— BEGIN Supplied data —

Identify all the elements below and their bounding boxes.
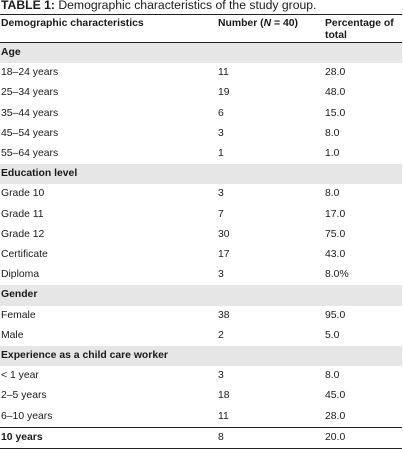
section-percent-empty (325, 285, 402, 306)
demographics-table: Demographic characteristics Number (N = … (0, 14, 402, 449)
section-title: Experience as a child care worker (0, 346, 218, 367)
row-percent: 17.0 (325, 208, 346, 220)
section-row: Gender (0, 285, 402, 306)
header-number: Number (N = 40) (218, 14, 325, 43)
table-body: Age 18–24 years 11 28.0 25–34 years 19 48.0 35–… (0, 42, 402, 449)
row-number: 11 (218, 410, 229, 422)
table-row: Diploma 3 8.0% (0, 265, 402, 285)
table-row: 6–10 years 11 28.0 (0, 407, 402, 428)
row-number: 1 (218, 148, 224, 160)
row-number: 18 (218, 390, 230, 402)
row-label: 2–5 years (1, 390, 47, 402)
table-row: Grade 12 30 75.0 (0, 225, 402, 245)
header-number-pre: Number ( (218, 18, 264, 29)
row-percent: 8.0 (325, 127, 340, 139)
section-number-empty (218, 346, 325, 367)
table-row: 25–34 years 19 48.0 (0, 83, 402, 103)
row-percent: 8.0 (325, 188, 340, 200)
section-percent-empty (325, 164, 402, 185)
row-number: 3 (218, 370, 224, 382)
section-title: Age (0, 42, 218, 64)
table-row: 45–54 years 3 8.0 (0, 124, 402, 144)
row-percent: 20.0 (325, 426, 402, 449)
table-row: Female 38 95.0 (0, 306, 402, 326)
row-percent: 95.0 (325, 309, 346, 321)
row-percent: 28.0 (325, 410, 346, 422)
row-label: 55–64 years (1, 148, 59, 160)
row-number: 6 (218, 107, 224, 119)
section-percent-empty (325, 346, 402, 367)
section-number-empty (218, 285, 325, 306)
table-caption: TABLE 1: Demographic characteristics of … (1, 0, 316, 12)
table-row: Grade 11 7 17.0 (0, 205, 402, 225)
caption-text: Demographic characteristics of the study… (54, 0, 317, 12)
row-label: Grade 11 (1, 208, 44, 220)
row-number: 11 (218, 67, 229, 79)
header-characteristics: Demographic characteristics (0, 14, 218, 43)
header-percentage: Percentage of total (325, 14, 402, 43)
row-percent: 45.0 (325, 390, 346, 402)
row-label: 10 years (0, 426, 218, 449)
row-label: 18–24 years (1, 67, 59, 79)
row-percent: 43.0 (325, 249, 346, 261)
table-row: Grade 10 3 8.0 (0, 184, 402, 204)
row-percent: 8.0% (325, 269, 349, 281)
section-row: Age (0, 42, 402, 64)
section-percent-empty (325, 42, 402, 64)
caption-label: TABLE 1: (1, 0, 55, 12)
row-number: 8 (218, 426, 325, 449)
row-label: 45–54 years (1, 127, 59, 139)
row-label: Female (1, 309, 36, 321)
row-number: 3 (218, 188, 224, 200)
table-row: 2–5 years 18 45.0 (0, 386, 402, 406)
table-row: 18–24 years 11 28.0 (0, 63, 402, 83)
table-row: 55–64 years 1 1.0 (0, 144, 402, 164)
section-number-empty (218, 164, 325, 185)
header-number-post: = 40) (271, 18, 298, 29)
row-label: Diploma (1, 269, 40, 281)
row-percent: 1.0 (325, 148, 340, 160)
row-label: 35–44 years (1, 107, 59, 119)
row-number: 3 (218, 269, 224, 281)
row-percent: 8.0 (325, 370, 340, 382)
row-percent: 5.0 (325, 329, 340, 341)
row-label: < 1 year (1, 370, 39, 382)
row-percent: 75.0 (325, 228, 346, 240)
row-label: 25–34 years (1, 87, 59, 99)
section-row: Experience as a child care worker (0, 346, 402, 367)
row-number: 2 (218, 329, 224, 341)
table-row: Certificate 17 43.0 (0, 245, 402, 265)
row-number: 7 (218, 208, 224, 220)
row-label: 6–10 years (1, 410, 53, 422)
table-row-last: 10 years 8 20.0 (0, 426, 402, 449)
section-title: Gender (0, 285, 218, 306)
header-number-var: N (263, 18, 272, 29)
row-number: 19 (218, 87, 230, 99)
row-number: 17 (218, 249, 230, 261)
section-number-empty (218, 42, 325, 64)
row-percent: 28.0 (325, 67, 346, 79)
row-label: Male (1, 329, 24, 341)
row-label: Grade 10 (1, 188, 45, 200)
header-row: Demographic characteristics Number (N = … (0, 14, 402, 43)
row-percent: 48.0 (325, 87, 346, 99)
section-title: Education level (0, 164, 218, 185)
row-percent: 15.0 (325, 107, 346, 119)
row-number: 30 (218, 228, 230, 240)
section-row: Education level (0, 164, 402, 185)
row-number: 38 (218, 309, 230, 321)
table-row: < 1 year 3 8.0 (0, 366, 402, 386)
row-label: Certificate (1, 249, 48, 261)
row-number: 3 (218, 127, 224, 139)
table-row: 35–44 years 6 15.0 (0, 104, 402, 124)
table-row: Male 2 5.0 (0, 326, 402, 346)
row-label: Grade 12 (1, 228, 45, 240)
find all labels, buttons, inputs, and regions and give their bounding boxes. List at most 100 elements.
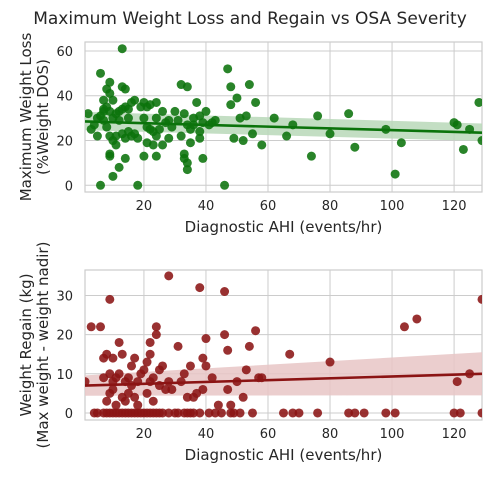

— END Supplied data —

**Exercise goal:** Extract the lines of the material from the one containing "section-percent-empty (325, 285, 402, 306)" up to and including the one containing "row-percent: 8.0 (325, 127, 340, 139)", repeating them word for word.

**Correct output:**
section-percent-empty (325, 285, 402, 306)
demographics-table: Demographic characteristics Number (N = … (0, 14, 402, 449)
section-title: Experience as a child care worker (0, 346, 218, 367)
row-percent: 17.0 (325, 208, 346, 220)
section-row: Gender (0, 285, 402, 306)
header-number: Number (N = 40) (218, 14, 325, 43)
table-body: Age 18–24 years 11 28.0 25–34 years 19 48.0 35–… (0, 42, 402, 449)
row-number: 11 (218, 410, 229, 422)
table-row: Diploma 3 8.0% (0, 265, 402, 285)
table-row: 6–10 years 11 28.0 (0, 407, 402, 428)
row-number: 1 (218, 148, 224, 160)
row-number: 18 (218, 390, 230, 402)
row-label: 2–5 years (1, 390, 47, 402)
table-row: Grade 12 30 75.0 (0, 225, 402, 245)
header-number-pre: Number ( (218, 18, 264, 29)
row-percent: 8.0 (325, 127, 340, 139)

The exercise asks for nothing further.